* Entries shown
------------------------------------------------------------------------

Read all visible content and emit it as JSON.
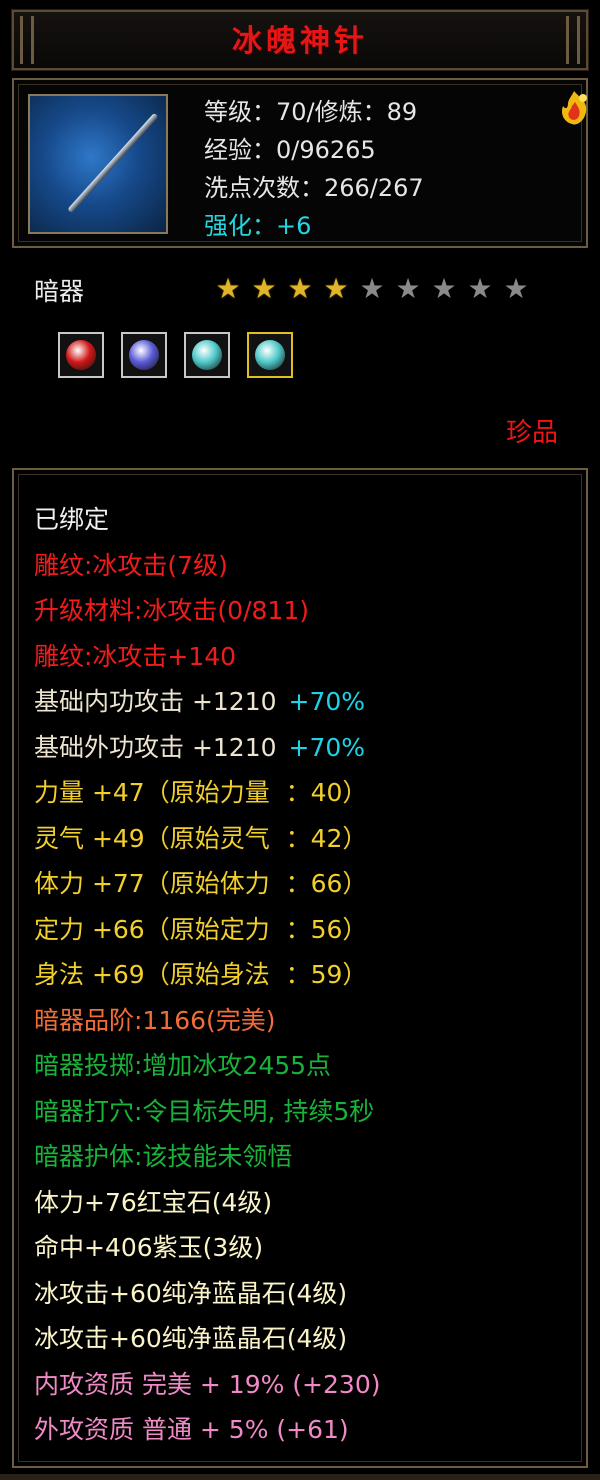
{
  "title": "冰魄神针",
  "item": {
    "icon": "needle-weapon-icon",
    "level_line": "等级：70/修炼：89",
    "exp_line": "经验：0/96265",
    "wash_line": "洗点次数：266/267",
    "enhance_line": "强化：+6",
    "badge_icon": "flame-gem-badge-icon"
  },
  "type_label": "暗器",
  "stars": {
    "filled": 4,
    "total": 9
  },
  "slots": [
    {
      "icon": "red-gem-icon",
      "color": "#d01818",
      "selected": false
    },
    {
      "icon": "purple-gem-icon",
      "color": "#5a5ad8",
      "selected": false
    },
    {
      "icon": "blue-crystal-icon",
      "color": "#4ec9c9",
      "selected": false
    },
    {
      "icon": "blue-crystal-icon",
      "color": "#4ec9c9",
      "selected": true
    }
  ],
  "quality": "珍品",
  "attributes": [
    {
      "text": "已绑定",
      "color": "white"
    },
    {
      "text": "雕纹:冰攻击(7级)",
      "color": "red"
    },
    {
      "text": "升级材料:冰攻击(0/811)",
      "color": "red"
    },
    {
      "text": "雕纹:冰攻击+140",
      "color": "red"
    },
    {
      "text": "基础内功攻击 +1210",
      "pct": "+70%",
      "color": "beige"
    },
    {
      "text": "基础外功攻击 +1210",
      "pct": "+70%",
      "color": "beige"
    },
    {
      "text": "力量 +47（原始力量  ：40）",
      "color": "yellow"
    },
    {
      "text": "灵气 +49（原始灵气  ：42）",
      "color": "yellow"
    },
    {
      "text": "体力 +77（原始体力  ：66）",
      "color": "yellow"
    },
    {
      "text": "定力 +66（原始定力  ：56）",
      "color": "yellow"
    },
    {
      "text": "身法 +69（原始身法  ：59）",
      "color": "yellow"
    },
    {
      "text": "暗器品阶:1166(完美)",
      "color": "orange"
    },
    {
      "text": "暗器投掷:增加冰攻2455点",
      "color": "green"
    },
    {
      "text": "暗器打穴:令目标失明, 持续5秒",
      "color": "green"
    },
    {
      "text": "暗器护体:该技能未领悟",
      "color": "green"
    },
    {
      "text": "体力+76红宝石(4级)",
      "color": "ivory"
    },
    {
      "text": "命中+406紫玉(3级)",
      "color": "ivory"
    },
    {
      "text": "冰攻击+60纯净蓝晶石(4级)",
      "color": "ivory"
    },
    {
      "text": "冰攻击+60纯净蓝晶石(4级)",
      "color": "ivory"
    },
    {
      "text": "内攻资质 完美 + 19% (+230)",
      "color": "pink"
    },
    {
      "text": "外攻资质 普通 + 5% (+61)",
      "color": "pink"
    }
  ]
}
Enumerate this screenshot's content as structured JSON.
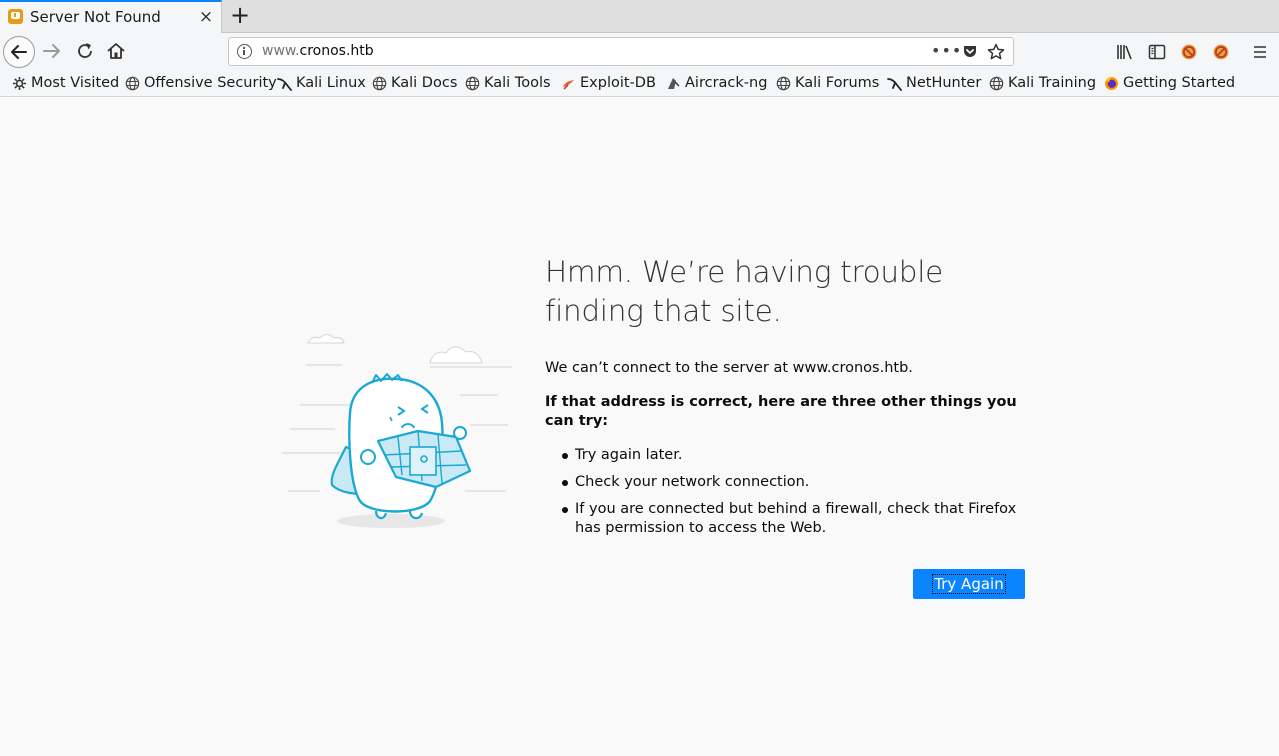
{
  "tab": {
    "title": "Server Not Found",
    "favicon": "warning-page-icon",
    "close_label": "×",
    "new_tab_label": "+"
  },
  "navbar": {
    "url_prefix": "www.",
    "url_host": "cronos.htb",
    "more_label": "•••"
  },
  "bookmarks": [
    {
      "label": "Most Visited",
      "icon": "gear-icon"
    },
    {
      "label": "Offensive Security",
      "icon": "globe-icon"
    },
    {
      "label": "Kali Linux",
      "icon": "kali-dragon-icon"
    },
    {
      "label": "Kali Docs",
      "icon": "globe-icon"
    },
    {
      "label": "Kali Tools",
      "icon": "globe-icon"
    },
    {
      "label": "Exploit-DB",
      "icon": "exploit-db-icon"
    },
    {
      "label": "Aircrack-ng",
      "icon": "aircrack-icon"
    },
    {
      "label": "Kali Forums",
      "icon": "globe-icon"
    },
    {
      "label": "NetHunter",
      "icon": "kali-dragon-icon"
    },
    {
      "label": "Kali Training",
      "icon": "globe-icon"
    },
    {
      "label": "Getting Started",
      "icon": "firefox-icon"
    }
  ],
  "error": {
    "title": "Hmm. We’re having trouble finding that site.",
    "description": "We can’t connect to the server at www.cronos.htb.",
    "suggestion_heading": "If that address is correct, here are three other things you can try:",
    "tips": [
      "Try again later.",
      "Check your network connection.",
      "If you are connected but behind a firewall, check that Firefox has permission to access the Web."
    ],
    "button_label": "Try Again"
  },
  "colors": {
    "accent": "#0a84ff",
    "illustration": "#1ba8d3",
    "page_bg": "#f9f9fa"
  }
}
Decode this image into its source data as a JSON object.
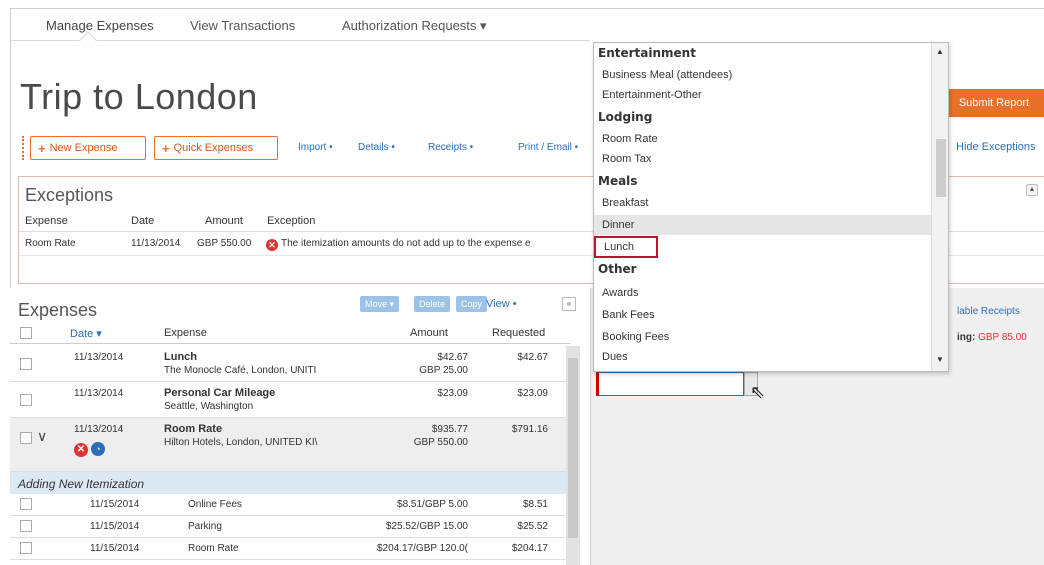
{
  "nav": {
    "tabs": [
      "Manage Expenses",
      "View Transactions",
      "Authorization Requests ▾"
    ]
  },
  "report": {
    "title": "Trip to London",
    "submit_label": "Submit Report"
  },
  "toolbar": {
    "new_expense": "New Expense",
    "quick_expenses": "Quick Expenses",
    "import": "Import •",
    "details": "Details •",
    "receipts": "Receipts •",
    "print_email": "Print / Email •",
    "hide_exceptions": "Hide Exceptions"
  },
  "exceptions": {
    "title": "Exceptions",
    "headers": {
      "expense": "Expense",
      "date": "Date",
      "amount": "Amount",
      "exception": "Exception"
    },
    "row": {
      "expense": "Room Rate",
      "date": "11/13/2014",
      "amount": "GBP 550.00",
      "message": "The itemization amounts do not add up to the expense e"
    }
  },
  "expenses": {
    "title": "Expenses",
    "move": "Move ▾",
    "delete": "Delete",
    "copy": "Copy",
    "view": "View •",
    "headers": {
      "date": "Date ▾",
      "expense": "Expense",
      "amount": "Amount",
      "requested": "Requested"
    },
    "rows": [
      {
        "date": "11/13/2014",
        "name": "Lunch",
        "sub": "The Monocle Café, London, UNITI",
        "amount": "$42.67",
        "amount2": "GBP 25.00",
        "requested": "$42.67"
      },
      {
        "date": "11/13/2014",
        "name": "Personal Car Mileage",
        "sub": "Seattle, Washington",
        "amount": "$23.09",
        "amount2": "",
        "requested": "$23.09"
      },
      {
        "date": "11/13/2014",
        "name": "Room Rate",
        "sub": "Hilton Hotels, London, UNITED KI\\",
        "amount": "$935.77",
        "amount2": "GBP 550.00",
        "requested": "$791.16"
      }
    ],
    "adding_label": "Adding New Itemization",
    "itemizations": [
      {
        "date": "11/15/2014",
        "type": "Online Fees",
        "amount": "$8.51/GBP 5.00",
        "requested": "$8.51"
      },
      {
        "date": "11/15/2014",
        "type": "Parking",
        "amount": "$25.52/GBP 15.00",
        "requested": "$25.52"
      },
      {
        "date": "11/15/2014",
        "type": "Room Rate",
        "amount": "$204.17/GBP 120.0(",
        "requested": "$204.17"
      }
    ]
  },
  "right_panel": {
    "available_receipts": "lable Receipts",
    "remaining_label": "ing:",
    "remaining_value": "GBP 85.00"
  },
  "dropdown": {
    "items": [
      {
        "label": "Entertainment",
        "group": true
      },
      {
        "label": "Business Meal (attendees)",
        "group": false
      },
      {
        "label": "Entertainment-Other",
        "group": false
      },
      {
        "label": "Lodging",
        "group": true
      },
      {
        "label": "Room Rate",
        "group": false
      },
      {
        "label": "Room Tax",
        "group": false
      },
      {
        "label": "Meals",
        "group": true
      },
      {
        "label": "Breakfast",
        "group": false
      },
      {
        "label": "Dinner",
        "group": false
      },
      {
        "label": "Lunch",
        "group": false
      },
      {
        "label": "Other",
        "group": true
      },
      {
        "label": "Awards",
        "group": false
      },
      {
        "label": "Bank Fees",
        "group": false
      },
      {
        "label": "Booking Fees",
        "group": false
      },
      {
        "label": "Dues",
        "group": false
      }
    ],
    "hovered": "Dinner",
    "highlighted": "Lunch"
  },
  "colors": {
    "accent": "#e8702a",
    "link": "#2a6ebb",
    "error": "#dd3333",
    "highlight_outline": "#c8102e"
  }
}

------------------------------------------------------------------------

* Requirement
Look back over the material above and state how many lines hold the word "name". Write the number and nothing else.

* Correct result
3